__TASK DIRECTIONS__.
Pick out each line of the records that includes the string "Extract", and copy it.

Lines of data
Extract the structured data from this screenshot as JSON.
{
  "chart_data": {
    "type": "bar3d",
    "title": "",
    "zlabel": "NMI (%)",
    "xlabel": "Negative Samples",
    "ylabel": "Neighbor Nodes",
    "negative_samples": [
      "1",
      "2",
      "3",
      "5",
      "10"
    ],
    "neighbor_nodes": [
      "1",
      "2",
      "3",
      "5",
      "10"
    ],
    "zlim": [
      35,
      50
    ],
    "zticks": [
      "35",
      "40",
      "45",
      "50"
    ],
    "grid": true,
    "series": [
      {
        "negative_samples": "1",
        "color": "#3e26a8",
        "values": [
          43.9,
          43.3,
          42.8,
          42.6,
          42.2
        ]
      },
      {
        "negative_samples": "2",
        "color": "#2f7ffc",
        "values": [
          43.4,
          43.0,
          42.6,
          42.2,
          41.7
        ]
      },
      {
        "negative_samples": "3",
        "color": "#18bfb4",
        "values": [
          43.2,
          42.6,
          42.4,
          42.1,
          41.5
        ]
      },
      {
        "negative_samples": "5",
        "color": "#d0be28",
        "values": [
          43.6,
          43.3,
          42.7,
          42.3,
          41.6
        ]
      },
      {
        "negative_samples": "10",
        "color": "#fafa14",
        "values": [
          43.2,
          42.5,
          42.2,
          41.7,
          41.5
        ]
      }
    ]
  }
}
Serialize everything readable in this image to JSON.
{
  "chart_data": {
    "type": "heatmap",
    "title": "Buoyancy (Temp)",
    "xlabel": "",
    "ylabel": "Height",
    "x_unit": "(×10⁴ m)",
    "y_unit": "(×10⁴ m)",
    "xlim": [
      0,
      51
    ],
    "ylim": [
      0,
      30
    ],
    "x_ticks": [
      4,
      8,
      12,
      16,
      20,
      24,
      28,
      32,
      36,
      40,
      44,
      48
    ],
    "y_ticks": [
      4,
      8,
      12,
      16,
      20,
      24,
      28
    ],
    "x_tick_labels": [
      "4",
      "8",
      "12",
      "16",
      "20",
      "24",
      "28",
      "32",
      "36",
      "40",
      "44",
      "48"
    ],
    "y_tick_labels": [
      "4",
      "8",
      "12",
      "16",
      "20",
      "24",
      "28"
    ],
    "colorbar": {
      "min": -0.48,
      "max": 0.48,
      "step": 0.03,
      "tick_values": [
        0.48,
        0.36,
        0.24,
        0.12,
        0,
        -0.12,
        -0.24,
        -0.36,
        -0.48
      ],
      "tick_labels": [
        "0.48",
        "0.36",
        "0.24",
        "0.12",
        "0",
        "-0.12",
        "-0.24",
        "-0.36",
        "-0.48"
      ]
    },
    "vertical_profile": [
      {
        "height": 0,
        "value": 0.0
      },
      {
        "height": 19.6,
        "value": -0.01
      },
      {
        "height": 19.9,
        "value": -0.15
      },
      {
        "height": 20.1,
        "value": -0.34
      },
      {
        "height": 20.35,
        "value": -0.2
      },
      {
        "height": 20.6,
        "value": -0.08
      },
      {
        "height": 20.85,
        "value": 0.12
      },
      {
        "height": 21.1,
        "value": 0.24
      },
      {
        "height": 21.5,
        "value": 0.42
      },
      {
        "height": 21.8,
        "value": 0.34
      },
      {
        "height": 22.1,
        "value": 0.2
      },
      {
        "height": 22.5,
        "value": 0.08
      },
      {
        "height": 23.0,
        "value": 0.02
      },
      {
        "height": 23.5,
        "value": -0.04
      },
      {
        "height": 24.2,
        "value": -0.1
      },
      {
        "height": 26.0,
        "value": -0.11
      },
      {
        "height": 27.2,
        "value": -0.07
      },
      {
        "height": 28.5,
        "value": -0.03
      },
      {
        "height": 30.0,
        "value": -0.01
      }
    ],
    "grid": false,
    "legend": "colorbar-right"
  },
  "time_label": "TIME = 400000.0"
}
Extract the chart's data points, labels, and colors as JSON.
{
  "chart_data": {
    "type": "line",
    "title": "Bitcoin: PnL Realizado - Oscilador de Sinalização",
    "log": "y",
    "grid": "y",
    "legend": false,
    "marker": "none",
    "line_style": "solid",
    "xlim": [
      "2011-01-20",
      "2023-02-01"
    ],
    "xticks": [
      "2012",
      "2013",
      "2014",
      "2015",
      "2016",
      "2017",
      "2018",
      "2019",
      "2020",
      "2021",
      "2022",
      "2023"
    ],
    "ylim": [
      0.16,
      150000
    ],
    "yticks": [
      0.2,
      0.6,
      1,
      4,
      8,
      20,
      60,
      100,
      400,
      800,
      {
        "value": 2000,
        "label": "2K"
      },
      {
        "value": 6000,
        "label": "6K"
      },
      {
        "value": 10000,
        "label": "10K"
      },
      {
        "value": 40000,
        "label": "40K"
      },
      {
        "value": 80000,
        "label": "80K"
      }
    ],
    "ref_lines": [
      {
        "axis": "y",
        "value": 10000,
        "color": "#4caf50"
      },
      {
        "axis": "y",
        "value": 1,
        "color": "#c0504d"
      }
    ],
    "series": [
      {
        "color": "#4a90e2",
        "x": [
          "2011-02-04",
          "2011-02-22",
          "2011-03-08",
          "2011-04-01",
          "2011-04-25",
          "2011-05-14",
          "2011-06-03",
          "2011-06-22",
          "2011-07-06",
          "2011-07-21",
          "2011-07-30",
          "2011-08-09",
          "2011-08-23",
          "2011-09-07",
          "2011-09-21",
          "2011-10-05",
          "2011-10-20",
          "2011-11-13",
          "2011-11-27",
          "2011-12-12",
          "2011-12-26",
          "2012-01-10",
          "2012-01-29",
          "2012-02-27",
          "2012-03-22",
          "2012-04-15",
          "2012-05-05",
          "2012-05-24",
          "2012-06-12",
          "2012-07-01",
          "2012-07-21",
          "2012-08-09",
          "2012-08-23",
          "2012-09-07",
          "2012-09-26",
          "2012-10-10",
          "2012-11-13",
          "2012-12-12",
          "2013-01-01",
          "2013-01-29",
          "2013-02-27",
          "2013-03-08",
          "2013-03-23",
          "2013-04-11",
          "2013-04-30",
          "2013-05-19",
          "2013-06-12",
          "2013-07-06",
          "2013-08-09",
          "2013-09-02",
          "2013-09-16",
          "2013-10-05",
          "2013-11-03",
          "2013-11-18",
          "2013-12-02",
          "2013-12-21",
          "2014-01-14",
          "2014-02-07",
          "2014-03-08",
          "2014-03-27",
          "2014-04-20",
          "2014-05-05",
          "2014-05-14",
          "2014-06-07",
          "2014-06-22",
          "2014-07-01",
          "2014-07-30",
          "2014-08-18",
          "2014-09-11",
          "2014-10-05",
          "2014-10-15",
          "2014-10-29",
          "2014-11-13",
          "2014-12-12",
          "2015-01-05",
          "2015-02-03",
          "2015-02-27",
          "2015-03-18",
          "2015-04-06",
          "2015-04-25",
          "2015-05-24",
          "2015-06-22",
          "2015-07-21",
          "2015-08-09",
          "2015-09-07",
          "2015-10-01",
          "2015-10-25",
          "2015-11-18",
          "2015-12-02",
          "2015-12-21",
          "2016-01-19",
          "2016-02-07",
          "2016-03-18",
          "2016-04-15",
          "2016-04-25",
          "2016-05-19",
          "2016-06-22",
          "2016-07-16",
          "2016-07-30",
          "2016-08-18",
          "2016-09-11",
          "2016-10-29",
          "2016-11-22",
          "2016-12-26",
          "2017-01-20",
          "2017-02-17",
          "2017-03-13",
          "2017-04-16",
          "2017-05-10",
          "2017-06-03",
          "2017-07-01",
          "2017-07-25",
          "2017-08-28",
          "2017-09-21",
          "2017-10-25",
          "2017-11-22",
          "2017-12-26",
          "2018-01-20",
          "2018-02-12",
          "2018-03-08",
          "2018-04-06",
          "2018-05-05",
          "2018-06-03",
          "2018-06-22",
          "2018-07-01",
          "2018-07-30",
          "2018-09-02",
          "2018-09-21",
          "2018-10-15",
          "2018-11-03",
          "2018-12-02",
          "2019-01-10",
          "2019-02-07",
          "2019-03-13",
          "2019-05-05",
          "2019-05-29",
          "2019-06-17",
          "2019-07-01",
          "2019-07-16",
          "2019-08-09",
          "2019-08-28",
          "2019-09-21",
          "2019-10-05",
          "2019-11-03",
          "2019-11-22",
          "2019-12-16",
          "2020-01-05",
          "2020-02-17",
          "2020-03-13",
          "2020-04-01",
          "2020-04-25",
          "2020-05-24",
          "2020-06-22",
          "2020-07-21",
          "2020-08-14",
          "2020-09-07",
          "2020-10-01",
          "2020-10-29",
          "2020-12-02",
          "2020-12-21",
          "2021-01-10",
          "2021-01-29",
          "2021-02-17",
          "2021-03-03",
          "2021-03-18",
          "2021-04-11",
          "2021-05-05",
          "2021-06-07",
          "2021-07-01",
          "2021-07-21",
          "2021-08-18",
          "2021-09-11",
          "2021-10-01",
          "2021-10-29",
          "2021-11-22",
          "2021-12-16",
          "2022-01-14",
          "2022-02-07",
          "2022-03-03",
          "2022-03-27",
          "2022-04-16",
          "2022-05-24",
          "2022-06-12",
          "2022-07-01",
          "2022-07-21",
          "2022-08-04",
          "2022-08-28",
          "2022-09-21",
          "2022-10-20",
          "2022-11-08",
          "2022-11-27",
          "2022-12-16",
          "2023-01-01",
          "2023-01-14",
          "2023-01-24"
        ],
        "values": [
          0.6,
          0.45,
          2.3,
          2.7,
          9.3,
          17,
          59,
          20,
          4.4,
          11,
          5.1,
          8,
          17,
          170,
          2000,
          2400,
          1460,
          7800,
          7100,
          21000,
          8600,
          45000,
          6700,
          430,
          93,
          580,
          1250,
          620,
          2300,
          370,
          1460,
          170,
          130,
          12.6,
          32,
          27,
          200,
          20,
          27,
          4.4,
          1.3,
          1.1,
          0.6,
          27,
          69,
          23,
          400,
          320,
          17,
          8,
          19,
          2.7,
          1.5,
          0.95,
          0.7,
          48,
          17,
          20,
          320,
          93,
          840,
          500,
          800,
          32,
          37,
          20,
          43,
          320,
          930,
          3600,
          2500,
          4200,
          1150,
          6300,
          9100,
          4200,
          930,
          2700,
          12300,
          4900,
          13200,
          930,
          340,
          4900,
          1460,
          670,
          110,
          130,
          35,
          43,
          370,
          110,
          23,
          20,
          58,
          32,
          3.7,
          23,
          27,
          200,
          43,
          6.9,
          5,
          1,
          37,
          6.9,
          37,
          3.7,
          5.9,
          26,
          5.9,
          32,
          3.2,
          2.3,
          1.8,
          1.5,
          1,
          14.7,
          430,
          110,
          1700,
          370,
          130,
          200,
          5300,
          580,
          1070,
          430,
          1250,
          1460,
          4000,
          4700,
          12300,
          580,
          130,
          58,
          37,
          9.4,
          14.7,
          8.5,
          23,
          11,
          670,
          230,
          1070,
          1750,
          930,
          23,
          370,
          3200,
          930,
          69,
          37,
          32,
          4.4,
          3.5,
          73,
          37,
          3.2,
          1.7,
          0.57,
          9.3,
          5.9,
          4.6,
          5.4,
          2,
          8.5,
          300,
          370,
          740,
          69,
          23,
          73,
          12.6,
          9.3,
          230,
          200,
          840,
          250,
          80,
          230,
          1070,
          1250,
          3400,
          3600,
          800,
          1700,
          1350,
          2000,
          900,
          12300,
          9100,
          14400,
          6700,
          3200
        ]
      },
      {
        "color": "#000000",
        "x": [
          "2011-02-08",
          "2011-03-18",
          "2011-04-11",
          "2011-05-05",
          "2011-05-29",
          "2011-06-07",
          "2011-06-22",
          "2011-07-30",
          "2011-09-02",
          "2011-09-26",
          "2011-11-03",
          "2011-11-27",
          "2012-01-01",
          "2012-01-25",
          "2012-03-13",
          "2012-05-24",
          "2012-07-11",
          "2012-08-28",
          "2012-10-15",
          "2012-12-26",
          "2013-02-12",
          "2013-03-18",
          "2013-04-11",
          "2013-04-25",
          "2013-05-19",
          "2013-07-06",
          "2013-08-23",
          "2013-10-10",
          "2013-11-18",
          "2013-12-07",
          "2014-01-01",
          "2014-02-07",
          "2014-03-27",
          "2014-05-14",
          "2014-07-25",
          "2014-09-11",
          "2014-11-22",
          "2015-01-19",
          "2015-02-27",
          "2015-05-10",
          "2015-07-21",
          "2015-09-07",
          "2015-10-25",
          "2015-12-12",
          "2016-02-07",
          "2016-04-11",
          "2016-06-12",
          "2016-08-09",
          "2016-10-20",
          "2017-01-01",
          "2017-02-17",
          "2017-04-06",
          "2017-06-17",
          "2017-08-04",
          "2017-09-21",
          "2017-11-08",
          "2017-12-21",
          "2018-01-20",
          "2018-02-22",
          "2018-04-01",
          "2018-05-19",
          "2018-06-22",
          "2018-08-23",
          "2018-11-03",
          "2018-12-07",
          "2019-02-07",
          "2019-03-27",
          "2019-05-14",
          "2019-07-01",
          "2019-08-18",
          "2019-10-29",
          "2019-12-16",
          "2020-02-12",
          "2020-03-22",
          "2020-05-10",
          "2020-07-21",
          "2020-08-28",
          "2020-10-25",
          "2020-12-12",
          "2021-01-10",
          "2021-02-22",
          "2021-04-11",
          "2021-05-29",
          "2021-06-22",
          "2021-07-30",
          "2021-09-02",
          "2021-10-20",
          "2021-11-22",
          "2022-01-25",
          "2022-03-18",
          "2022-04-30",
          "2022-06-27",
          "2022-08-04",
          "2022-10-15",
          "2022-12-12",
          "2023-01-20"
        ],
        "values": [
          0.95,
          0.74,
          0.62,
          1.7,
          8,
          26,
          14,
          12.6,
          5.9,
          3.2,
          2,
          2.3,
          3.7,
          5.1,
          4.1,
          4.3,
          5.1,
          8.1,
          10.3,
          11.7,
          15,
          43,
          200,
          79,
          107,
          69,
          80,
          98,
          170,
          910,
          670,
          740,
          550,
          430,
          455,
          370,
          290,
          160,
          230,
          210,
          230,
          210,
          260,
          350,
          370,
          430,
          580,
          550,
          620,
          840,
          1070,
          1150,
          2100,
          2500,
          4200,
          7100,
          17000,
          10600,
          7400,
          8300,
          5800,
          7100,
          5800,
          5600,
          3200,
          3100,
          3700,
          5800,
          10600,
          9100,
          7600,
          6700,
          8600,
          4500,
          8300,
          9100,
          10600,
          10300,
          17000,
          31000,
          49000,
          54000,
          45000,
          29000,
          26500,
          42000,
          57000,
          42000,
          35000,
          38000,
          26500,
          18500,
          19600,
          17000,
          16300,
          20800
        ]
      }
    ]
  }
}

__WRITTEN RESPONSE__.
Extract the structured data from this screenshot as JSON.
Extract the chart's data points, labels, and colors as JSON.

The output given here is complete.